PROBLEM TO WORK ON
Count how many lines of the material hold "Send". Respond with that number alone.

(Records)

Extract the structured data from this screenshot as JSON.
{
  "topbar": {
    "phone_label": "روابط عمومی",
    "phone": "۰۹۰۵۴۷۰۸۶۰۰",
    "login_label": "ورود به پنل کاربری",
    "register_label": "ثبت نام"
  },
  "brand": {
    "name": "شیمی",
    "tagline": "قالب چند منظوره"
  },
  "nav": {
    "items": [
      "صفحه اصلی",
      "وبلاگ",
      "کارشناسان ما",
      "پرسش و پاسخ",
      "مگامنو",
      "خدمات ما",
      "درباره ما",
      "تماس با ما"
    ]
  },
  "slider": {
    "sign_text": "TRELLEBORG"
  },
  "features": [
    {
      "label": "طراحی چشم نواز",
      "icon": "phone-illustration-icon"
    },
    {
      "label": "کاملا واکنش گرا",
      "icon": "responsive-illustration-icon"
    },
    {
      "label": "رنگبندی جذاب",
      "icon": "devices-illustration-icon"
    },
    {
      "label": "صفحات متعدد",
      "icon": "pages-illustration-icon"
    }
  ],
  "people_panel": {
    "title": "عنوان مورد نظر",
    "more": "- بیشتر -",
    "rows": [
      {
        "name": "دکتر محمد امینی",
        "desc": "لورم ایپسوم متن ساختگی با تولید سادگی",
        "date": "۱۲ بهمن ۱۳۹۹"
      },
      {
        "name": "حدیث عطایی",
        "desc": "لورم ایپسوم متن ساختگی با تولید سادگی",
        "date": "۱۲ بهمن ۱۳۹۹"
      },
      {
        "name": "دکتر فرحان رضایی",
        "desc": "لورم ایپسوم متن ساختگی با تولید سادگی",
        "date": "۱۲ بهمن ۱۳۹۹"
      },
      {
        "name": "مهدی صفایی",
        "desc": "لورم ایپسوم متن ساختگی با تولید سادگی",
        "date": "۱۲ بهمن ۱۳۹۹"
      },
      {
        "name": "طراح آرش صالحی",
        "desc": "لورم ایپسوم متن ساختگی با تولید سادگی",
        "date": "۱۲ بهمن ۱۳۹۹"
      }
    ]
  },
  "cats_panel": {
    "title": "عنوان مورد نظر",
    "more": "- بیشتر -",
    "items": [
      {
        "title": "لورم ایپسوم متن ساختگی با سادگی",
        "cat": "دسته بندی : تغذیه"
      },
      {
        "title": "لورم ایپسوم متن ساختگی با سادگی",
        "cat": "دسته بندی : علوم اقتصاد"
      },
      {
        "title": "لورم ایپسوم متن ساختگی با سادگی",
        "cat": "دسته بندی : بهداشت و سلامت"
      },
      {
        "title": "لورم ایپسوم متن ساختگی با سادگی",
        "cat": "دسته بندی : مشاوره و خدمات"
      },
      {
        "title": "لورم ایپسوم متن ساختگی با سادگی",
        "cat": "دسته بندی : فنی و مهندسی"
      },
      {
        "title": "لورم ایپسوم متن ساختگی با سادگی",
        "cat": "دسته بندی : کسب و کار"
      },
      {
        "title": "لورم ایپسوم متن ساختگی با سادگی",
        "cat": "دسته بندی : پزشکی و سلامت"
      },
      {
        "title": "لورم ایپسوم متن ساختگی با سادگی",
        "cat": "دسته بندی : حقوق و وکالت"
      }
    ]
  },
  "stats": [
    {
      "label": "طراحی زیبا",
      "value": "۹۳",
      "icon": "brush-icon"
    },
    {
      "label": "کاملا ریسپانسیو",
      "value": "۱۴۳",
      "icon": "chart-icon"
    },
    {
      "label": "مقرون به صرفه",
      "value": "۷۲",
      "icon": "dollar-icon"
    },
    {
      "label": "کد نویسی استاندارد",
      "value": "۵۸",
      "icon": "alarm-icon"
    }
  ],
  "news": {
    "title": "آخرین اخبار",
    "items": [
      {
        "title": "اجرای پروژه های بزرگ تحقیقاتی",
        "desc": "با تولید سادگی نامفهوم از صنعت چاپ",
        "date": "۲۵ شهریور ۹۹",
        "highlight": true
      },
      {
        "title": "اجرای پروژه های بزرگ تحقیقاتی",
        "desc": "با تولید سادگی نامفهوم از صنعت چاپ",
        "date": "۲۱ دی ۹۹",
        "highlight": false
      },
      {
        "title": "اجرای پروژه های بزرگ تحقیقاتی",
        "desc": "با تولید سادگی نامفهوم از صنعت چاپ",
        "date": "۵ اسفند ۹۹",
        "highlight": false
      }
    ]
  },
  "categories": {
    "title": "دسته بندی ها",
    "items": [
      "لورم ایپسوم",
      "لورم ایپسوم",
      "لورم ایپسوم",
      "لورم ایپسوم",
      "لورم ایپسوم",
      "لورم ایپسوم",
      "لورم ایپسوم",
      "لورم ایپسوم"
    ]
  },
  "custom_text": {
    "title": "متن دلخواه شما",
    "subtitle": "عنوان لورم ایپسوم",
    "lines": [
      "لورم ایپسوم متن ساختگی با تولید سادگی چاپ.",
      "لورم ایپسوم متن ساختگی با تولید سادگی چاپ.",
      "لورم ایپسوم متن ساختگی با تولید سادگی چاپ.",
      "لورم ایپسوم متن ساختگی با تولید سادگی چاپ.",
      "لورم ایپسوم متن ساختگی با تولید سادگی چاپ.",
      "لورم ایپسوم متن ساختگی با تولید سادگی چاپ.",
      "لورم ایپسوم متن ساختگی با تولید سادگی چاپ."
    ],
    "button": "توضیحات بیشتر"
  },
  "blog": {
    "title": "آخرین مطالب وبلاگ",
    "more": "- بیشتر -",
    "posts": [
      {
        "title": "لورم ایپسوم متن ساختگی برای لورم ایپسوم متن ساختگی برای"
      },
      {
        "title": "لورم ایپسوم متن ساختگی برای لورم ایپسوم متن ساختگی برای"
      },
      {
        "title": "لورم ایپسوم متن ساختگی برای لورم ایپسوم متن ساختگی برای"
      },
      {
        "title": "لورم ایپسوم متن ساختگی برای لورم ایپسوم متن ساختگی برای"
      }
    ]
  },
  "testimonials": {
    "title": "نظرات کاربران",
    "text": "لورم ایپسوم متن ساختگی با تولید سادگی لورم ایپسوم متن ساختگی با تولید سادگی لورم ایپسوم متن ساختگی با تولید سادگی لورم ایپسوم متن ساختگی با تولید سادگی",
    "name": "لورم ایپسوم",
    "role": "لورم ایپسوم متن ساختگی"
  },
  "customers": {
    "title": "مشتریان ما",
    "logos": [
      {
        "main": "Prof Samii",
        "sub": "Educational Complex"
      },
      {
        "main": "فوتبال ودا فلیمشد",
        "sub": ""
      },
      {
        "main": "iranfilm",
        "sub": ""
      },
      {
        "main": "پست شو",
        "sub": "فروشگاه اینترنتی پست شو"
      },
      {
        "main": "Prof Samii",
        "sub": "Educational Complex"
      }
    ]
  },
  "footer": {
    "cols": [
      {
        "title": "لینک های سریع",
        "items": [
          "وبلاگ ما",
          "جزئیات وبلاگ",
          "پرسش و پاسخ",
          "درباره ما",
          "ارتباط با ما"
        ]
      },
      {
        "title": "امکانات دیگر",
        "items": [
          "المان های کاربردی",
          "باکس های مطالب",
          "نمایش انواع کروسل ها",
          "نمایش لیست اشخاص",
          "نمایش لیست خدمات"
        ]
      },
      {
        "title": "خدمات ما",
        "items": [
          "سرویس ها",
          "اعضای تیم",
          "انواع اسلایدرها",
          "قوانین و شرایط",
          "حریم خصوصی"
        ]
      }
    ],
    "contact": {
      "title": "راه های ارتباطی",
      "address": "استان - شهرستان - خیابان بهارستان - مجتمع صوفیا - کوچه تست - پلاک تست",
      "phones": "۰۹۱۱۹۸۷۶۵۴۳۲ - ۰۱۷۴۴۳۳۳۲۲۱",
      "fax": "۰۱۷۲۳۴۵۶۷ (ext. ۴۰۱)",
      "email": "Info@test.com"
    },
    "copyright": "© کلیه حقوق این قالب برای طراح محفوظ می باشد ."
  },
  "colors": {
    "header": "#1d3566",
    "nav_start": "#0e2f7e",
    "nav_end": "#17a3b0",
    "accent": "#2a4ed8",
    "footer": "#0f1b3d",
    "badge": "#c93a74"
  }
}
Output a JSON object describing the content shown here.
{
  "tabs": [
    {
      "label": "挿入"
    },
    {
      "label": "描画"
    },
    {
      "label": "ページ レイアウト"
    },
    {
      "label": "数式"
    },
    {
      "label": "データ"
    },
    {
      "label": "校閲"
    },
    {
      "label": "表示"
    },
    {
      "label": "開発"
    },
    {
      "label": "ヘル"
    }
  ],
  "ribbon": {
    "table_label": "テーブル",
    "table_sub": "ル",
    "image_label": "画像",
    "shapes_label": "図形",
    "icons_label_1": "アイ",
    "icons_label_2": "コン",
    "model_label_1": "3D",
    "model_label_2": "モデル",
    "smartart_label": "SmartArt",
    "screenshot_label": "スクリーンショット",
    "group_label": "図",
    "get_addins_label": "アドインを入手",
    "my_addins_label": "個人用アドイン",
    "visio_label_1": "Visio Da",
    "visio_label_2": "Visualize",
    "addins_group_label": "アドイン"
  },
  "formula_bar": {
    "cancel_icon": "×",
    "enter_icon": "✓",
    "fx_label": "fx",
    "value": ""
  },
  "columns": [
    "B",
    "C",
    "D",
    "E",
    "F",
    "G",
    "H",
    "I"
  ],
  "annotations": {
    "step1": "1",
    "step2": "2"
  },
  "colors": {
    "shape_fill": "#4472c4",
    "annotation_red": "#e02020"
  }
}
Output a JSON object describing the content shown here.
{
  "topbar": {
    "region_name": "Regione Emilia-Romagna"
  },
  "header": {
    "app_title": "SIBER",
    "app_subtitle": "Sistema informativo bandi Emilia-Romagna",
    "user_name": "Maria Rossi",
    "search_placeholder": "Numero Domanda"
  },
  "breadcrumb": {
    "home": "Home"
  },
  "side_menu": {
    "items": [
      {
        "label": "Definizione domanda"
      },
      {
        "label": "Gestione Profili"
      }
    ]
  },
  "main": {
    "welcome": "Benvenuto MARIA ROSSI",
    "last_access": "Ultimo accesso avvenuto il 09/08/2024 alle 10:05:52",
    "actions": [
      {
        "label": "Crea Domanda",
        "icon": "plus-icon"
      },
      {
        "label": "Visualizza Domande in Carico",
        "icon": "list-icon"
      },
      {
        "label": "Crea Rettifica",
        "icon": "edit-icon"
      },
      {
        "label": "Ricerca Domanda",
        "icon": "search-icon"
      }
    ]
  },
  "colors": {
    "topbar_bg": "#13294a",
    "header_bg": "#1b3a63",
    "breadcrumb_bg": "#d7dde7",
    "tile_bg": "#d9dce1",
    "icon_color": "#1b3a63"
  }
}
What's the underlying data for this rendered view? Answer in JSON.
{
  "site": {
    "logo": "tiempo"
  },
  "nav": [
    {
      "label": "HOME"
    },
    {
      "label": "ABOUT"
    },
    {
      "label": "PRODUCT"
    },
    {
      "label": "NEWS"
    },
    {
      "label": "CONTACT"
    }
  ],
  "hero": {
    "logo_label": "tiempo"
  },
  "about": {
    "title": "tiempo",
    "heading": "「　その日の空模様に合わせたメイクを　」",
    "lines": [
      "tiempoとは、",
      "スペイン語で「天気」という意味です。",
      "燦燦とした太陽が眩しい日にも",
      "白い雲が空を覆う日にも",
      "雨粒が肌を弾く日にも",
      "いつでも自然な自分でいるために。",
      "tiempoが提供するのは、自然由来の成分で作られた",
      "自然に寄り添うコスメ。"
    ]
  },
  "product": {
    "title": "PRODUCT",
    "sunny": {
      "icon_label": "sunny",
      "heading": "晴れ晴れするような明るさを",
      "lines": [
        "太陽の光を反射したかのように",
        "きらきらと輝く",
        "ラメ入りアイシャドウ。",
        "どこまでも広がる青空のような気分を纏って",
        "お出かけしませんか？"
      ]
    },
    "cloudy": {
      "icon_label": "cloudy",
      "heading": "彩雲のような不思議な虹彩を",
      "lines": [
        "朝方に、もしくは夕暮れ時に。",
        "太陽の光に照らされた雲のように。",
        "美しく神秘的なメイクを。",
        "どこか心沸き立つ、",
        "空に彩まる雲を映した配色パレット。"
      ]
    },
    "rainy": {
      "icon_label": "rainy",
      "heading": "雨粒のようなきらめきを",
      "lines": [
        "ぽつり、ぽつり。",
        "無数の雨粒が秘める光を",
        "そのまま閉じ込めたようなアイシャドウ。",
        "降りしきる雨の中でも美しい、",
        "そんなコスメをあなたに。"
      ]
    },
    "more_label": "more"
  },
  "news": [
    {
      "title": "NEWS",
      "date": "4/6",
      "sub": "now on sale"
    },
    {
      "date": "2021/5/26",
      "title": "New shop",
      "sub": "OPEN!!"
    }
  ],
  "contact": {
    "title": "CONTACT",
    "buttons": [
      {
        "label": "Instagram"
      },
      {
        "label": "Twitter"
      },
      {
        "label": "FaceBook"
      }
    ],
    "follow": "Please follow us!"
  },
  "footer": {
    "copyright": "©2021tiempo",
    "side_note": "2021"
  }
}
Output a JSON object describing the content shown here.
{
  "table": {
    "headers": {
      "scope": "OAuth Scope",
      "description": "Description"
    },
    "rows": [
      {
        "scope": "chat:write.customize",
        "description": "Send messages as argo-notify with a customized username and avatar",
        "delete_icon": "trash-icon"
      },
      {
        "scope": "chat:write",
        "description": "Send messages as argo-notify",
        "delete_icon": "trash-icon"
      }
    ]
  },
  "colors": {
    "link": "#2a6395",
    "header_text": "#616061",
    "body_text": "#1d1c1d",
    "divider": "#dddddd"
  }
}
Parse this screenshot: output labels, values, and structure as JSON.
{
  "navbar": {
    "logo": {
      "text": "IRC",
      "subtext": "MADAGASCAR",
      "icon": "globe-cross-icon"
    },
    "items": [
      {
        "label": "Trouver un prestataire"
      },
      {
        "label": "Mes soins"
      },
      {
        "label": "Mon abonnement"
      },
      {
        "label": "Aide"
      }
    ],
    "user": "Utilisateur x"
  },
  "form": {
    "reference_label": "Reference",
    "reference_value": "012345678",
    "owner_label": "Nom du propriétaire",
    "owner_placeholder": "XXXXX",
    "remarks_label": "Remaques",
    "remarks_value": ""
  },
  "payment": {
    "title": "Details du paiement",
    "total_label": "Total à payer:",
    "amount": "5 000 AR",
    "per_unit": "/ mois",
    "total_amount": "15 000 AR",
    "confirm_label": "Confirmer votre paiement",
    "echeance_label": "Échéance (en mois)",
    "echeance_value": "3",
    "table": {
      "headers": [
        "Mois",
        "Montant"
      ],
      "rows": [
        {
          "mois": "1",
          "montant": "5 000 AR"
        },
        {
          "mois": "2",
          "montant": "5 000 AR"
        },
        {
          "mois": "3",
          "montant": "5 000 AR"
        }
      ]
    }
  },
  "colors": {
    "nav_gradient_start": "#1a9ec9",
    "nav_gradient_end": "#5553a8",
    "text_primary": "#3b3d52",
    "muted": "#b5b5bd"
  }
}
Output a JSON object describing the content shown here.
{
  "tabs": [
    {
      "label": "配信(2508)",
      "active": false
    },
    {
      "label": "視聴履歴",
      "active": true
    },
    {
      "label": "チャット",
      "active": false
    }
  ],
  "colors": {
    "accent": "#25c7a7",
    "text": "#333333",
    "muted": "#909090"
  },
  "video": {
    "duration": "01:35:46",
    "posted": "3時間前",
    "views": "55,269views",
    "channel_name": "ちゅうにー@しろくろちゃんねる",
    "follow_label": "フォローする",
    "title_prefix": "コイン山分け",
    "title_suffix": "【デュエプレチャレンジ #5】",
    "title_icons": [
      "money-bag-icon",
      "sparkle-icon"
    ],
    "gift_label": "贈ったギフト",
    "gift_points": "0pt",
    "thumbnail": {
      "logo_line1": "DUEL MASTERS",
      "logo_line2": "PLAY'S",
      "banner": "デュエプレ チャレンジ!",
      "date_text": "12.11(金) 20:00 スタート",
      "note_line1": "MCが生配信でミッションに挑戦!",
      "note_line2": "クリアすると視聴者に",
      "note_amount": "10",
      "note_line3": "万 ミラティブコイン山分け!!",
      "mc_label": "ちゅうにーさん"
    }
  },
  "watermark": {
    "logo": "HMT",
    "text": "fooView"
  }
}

TASK ANSWER
2